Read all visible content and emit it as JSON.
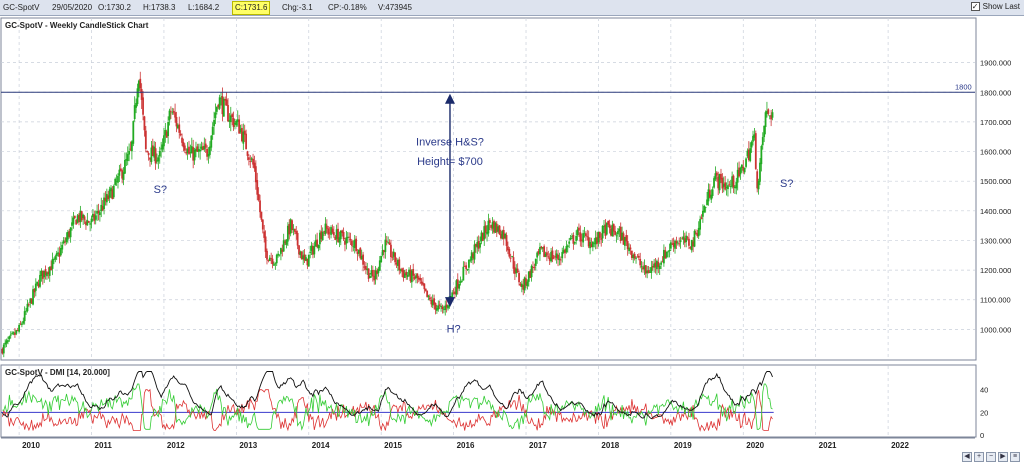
{
  "toolbar": {
    "symbol": "GC-SpotV",
    "date": "29/05/2020",
    "open": "O:1730.2",
    "high": "H:1738.3",
    "low": "L:1684.2",
    "close": "C:1731.6",
    "chg": "Chg:-3.1",
    "cp": "CP:-0.18%",
    "volume": "V:473945",
    "show_last": "Show Last"
  },
  "colors": {
    "up": "#22aa22",
    "down": "#cc3333",
    "line1800": "#2a3a7a",
    "annot": "#2b3a8a"
  },
  "chart_data": [
    {
      "type": "candlestick",
      "title": "GC-SpotV - Weekly CandleStick Chart",
      "ylim": [
        900,
        2000
      ],
      "yticks": [
        "1000.000",
        "1100.000",
        "1200.000",
        "1300.000",
        "1400.000",
        "1500.000",
        "1600.000",
        "1700.000",
        "1800.000",
        "1900.000"
      ],
      "xticks": [
        "2010",
        "2011",
        "2012",
        "2013",
        "2014",
        "2015",
        "2016",
        "2017",
        "2018",
        "2019",
        "2020",
        "2021",
        "2022"
      ],
      "xlim": [
        2009.75,
        2023.2
      ],
      "resistance": {
        "value": 1800,
        "label": "1800"
      },
      "anchors": [
        [
          2009.75,
          930
        ],
        [
          2010.0,
          1000
        ],
        [
          2010.3,
          1180
        ],
        [
          2010.5,
          1230
        ],
        [
          2010.8,
          1380
        ],
        [
          2011.0,
          1360
        ],
        [
          2011.3,
          1470
        ],
        [
          2011.55,
          1600
        ],
        [
          2011.65,
          1880
        ],
        [
          2011.75,
          1600
        ],
        [
          2011.95,
          1580
        ],
        [
          2012.1,
          1740
        ],
        [
          2012.35,
          1590
        ],
        [
          2012.6,
          1600
        ],
        [
          2012.75,
          1780
        ],
        [
          2012.9,
          1720
        ],
        [
          2013.05,
          1680
        ],
        [
          2013.25,
          1540
        ],
        [
          2013.4,
          1260
        ],
        [
          2013.55,
          1230
        ],
        [
          2013.75,
          1350
        ],
        [
          2013.95,
          1220
        ],
        [
          2014.2,
          1340
        ],
        [
          2014.45,
          1310
        ],
        [
          2014.65,
          1290
        ],
        [
          2014.8,
          1200
        ],
        [
          2014.9,
          1170
        ],
        [
          2015.05,
          1290
        ],
        [
          2015.3,
          1190
        ],
        [
          2015.5,
          1170
        ],
        [
          2015.65,
          1100
        ],
        [
          2015.85,
          1060
        ],
        [
          2016.0,
          1130
        ],
        [
          2016.3,
          1270
        ],
        [
          2016.5,
          1360
        ],
        [
          2016.7,
          1320
        ],
        [
          2016.85,
          1200
        ],
        [
          2016.95,
          1140
        ],
        [
          2017.2,
          1260
        ],
        [
          2017.45,
          1240
        ],
        [
          2017.7,
          1320
        ],
        [
          2017.95,
          1290
        ],
        [
          2018.1,
          1340
        ],
        [
          2018.3,
          1320
        ],
        [
          2018.5,
          1250
        ],
        [
          2018.65,
          1190
        ],
        [
          2018.85,
          1230
        ],
        [
          2019.05,
          1300
        ],
        [
          2019.3,
          1290
        ],
        [
          2019.45,
          1400
        ],
        [
          2019.6,
          1510
        ],
        [
          2019.8,
          1480
        ],
        [
          2019.95,
          1520
        ],
        [
          2020.05,
          1580
        ],
        [
          2020.15,
          1650
        ],
        [
          2020.2,
          1470
        ],
        [
          2020.3,
          1720
        ],
        [
          2020.42,
          1731.6
        ]
      ],
      "annotations": [
        {
          "text": "Inverse H&S?",
          "x": 2015.95,
          "y": 1620
        },
        {
          "text": "Height= $700",
          "x": 2015.95,
          "y": 1555
        },
        {
          "text": "S?",
          "x": 2011.95,
          "y": 1460
        },
        {
          "text": "H?",
          "x": 2016.0,
          "y": 990
        },
        {
          "text": "S?",
          "x": 2020.6,
          "y": 1480
        }
      ],
      "arrow": {
        "x": 2015.95,
        "y_top": 1795,
        "y_bottom": 1075
      }
    },
    {
      "type": "line",
      "title": "GC-SpotV - DMI [14, 20.000]",
      "ylim": [
        0,
        60
      ],
      "yticks": [
        "0",
        "20",
        "40"
      ],
      "threshold": 20
    }
  ]
}
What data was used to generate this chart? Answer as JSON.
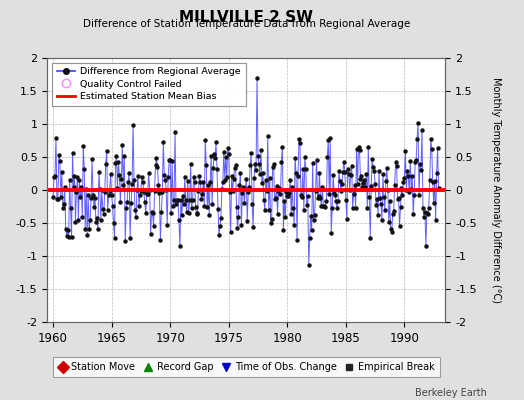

##############################

• Stated goal: Set each line of the records down exactly, leaving every picture out.

• Response to this exercise:
Read all visible content and emit it as JSON.
{
  "toolbar": {
    "symbol": "GC-SpotV",
    "date": "29/05/2020",
    "open": "O:1730.2",
    "high": "H:1738.3",
    "low": "L:1684.2",
    "close": "C:1731.6",
    "chg": "Chg:-3.1",
    "cp": "CP:-0.18%",
    "volume": "V:473945",
    "show_last": "Show Last"
  },
  "colors": {
    "up": "#22aa22",
    "down": "#cc3333",
    "line1800": "#2a3a7a",
    "annot": "#2b3a8a"
  },
  "chart_data": [
    {
      "type": "candlestick",
      "title": "GC-SpotV - Weekly CandleStick Chart",
      "ylim": [
        900,
        2000
      ],
      "yticks": [
        "1000.000",
        "1100.000",
        "1200.000",
        "1300.000",
        "1400.000",
        "1500.000",
        "1600.000",
        "1700.000",
        "1800.000",
        "1900.000"
      ],
      "xticks": [
        "2010",
        "2011",
        "2012",
        "2013",
        "2014",
        "2015",
        "2016",
        "2017",
        "2018",
        "2019",
        "2020",
        "2021",
        "2022"
      ],
      "xlim": [
        2009.75,
        2023.2
      ],
      "resistance": {
        "value": 1800,
        "label": "1800"
      },
      "anchors": [
        [
          2009.75,
          930
        ],
        [
          2010.0,
          1000
        ],
        [
          2010.3,
          1180
        ],
        [
          2010.5,
          1230
        ],
        [
          2010.8,
          1380
        ],
        [
          2011.0,
          1360
        ],
        [
          2011.3,
          1470
        ],
        [
          2011.55,
          1600
        ],
        [
          2011.65,
          1880
        ],
        [
          2011.75,
          1600
        ],
        [
          2011.95,
          1580
        ],
        [
          2012.1,
          1740
        ],
        [
          2012.35,
          1590
        ],
        [
          2012.6,
          1600
        ],
        [
          2012.75,
          1780
        ],
        [
          2012.9,
          1720
        ],
        [
          2013.05,
          1680
        ],
        [
          2013.25,
          1540
        ],
        [
          2013.4,
          1260
        ],
        [
          2013.55,
          1230
        ],
        [
          2013.75,
          1350
        ],
        [
          2013.95,
          1220
        ],
        [
          2014.2,
          1340
        ],
        [
          2014.45,
          1310
        ],
        [
          2014.65,
          1290
        ],
        [
          2014.8,
          1200
        ],
        [
          2014.9,
          1170
        ],
        [
          2015.05,
          1290
        ],
        [
          2015.3,
          1190
        ],
        [
          2015.5,
          1170
        ],
        [
          2015.65,
          1100
        ],
        [
          2015.85,
          1060
        ],
        [
          2016.0,
          1130
        ],
        [
          2016.3,
          1270
        ],
        [
          2016.5,
          1360
        ],
        [
          2016.7,
          1320
        ],
        [
          2016.85,
          1200
        ],
        [
          2016.95,
          1140
        ],
        [
          2017.2,
          1260
        ],
        [
          2017.45,
          1240
        ],
        [
          2017.7,
          1320
        ],
        [
          2017.95,
          1290
        ],
        [
          2018.1,
          1340
        ],
        [
          2018.3,
          1320
        ],
        [
          2018.5,
          1250
        ],
        [
          2018.65,
          1190
        ],
        [
          2018.85,
          1230
        ],
        [
          2019.05,
          1300
        ],
        [
          2019.3,
          1290
        ],
        [
          2019.45,
          1400
        ],
        [
          2019.6,
          1510
        ],
        [
          2019.8,
          1480
        ],
        [
          2019.95,
          1520
        ],
        [
          2020.05,
          1580
        ],
        [
          2020.15,
          1650
        ],
        [
          2020.2,
          1470
        ],
        [
          2020.3,
          1720
        ],
        [
          2020.42,
          1731.6
        ]
      ],
      "annotations": [
        {
          "text": "Inverse H&S?",
          "x": 2015.95,
          "y": 1620
        },
        {
          "text": "Height= $700",
          "x": 2015.95,
          "y": 1555
        },
        {
          "text": "S?",
          "x": 2011.95,
          "y": 1460
        },
        {
          "text": "H?",
          "x": 2016.0,
          "y": 990
        },
        {
          "text": "S?",
          "x": 2020.6,
          "y": 1480
        }
      ],
      "arrow": {
        "x": 2015.95,
        "y_top": 1795,
        "y_bottom": 1075
      }
    },
    {
      "type": "line",
      "title": "GC-SpotV - DMI [14, 20.000]",
      "ylim": [
        0,
        60
      ],
      "yticks": [
        "0",
        "20",
        "40"
      ],
      "threshold": 20
    }
  ]
}
What data was used to generate this chart? Answer as JSON.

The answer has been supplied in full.